§ The request
Pictures within the data are to be left out; everything else must be reproduced exactly.

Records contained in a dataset
┏━━
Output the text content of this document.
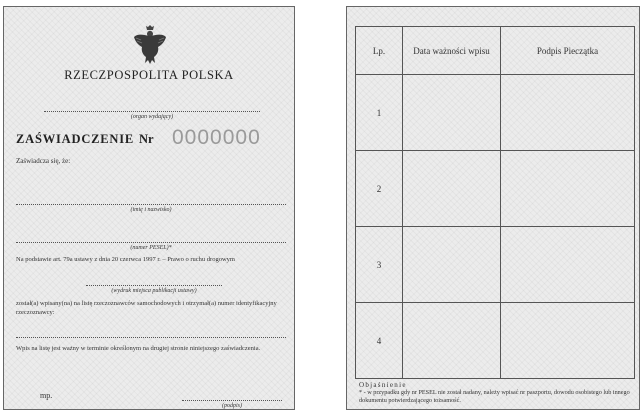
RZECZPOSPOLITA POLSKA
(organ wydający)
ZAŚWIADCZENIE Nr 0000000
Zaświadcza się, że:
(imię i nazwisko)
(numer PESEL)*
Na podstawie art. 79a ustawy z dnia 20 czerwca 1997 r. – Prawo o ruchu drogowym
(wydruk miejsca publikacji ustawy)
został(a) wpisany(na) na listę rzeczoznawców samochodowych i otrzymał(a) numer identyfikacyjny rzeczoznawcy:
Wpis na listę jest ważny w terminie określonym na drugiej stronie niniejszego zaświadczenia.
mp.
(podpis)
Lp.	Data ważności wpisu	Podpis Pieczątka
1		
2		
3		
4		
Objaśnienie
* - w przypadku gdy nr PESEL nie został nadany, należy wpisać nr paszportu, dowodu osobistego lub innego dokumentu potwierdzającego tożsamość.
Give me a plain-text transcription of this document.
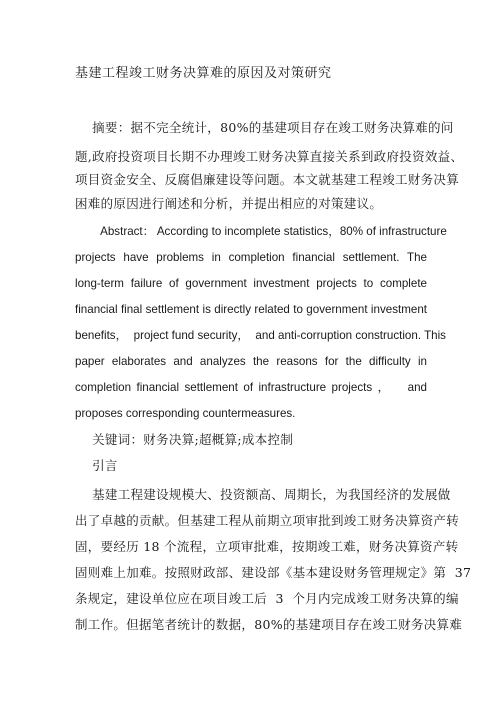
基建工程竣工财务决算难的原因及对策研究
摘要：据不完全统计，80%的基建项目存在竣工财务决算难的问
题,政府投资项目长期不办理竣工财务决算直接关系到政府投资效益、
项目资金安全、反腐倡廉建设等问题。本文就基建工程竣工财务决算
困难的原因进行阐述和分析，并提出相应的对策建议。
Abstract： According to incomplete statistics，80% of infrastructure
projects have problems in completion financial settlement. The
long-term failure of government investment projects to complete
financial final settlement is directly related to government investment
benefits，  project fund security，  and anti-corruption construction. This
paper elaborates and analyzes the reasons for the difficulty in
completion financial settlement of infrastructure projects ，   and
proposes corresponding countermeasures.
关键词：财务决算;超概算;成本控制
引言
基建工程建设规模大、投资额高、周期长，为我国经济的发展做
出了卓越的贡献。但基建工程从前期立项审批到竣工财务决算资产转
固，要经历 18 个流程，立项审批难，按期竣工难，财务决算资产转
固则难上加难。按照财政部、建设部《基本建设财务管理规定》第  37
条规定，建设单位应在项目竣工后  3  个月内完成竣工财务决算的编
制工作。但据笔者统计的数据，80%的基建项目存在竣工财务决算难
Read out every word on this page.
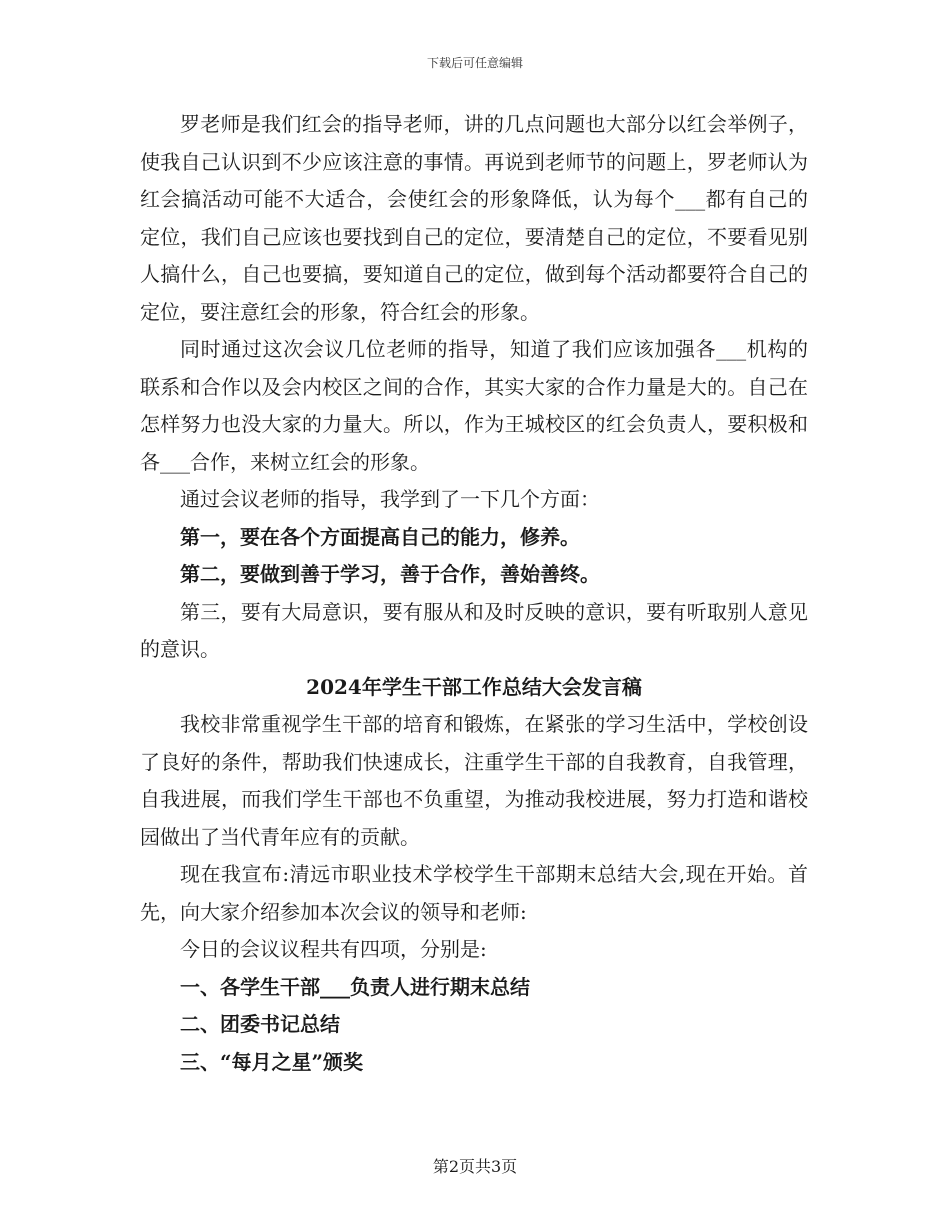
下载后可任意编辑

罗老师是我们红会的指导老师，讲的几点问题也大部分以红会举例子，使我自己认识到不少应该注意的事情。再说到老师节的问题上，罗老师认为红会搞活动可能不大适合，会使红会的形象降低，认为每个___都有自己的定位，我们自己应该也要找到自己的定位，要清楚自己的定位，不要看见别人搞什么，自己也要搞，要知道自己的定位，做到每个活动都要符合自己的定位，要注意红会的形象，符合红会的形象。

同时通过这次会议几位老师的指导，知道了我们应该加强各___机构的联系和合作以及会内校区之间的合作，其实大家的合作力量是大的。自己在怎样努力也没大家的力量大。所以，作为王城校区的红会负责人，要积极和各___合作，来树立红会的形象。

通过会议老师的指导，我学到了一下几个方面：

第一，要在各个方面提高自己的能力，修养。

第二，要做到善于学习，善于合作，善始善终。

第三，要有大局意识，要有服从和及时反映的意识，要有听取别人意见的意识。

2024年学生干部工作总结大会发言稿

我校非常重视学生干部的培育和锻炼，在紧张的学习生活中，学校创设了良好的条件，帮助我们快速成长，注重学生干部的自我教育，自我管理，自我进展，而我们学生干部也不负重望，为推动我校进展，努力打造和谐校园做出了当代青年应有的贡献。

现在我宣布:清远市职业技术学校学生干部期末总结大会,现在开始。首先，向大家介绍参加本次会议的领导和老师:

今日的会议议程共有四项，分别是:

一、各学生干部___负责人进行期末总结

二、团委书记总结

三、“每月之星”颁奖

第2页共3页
┗━━
§ Task solution
Output the text content of this document.
RZECZPOSPOLITA POLSKA
(organ wydający)
ZAŚWIADCZENIE Nr 0000000
Zaświadcza się, że:
(imię i nazwisko)
(numer PESEL)*
Na podstawie art. 79a ustawy z dnia 20 czerwca 1997 r. – Prawo o ruchu drogowym
(wydruk miejsca publikacji ustawy)
został(a) wpisany(na) na listę rzeczoznawców samochodowych i otrzymał(a) numer identyfikacyjny rzeczoznawcy:
Wpis na listę jest ważny w terminie określonym na drugiej stronie niniejszego zaświadczenia.
mp.
(podpis)
Lp.	Data ważności wpisu	Podpis Pieczątka
1		
2		
3		
4		
Objaśnienie
* - w przypadku gdy nr PESEL nie został nadany, należy wpisać nr paszportu, dowodu osobistego lub innego dokumentu potwierdzającego tożsamość.
Give me a plain-text transcription of this document.
基建工程竣工财务决算难的原因及对策研究
摘要：据不完全统计，80%的基建项目存在竣工财务决算难的问
题,政府投资项目长期不办理竣工财务决算直接关系到政府投资效益、
项目资金安全、反腐倡廉建设等问题。本文就基建工程竣工财务决算
困难的原因进行阐述和分析，并提出相应的对策建议。
Abstract： According to incomplete statistics，80% of infrastructure
projects have problems in completion financial settlement. The
long-term failure of government investment projects to complete
financial final settlement is directly related to government investment
benefits，  project fund security，  and anti-corruption construction. This
paper elaborates and analyzes the reasons for the difficulty in
completion financial settlement of infrastructure projects ，   and
proposes corresponding countermeasures.
关键词：财务决算;超概算;成本控制
引言
基建工程建设规模大、投资额高、周期长，为我国经济的发展做
出了卓越的贡献。但基建工程从前期立项审批到竣工财务决算资产转
固，要经历 18 个流程，立项审批难，按期竣工难，财务决算资产转
固则难上加难。按照财政部、建设部《基本建设财务管理规定》第  37
条规定，建设单位应在项目竣工后  3  个月内完成竣工财务决算的编
制工作。但据笔者统计的数据，80%的基建项目存在竣工财务决算难
Read out every word on this page.
下载后可任意编辑

罗老师是我们红会的指导老师，讲的几点问题也大部分以红会举例子，使我自己认识到不少应该注意的事情。再说到老师节的问题上，罗老师认为红会搞活动可能不大适合，会使红会的形象降低，认为每个___都有自己的定位，我们自己应该也要找到自己的定位，要清楚自己的定位，不要看见别人搞什么，自己也要搞，要知道自己的定位，做到每个活动都要符合自己的定位，要注意红会的形象，符合红会的形象。

同时通过这次会议几位老师的指导，知道了我们应该加强各___机构的联系和合作以及会内校区之间的合作，其实大家的合作力量是大的。自己在怎样努力也没大家的力量大。所以，作为王城校区的红会负责人，要积极和各___合作，来树立红会的形象。

通过会议老师的指导，我学到了一下几个方面：

第一，要在各个方面提高自己的能力，修养。

第二，要做到善于学习，善于合作，善始善终。

第三，要有大局意识，要有服从和及时反映的意识，要有听取别人意见的意识。

2024年学生干部工作总结大会发言稿

我校非常重视学生干部的培育和锻炼，在紧张的学习生活中，学校创设了良好的条件，帮助我们快速成长，注重学生干部的自我教育，自我管理，自我进展，而我们学生干部也不负重望，为推动我校进展，努力打造和谐校园做出了当代青年应有的贡献。

现在我宣布:清远市职业技术学校学生干部期末总结大会,现在开始。首先，向大家介绍参加本次会议的领导和老师:

今日的会议议程共有四项，分别是:

一、各学生干部___负责人进行期末总结

二、团委书记总结

三、“每月之星”颁奖

第2页共3页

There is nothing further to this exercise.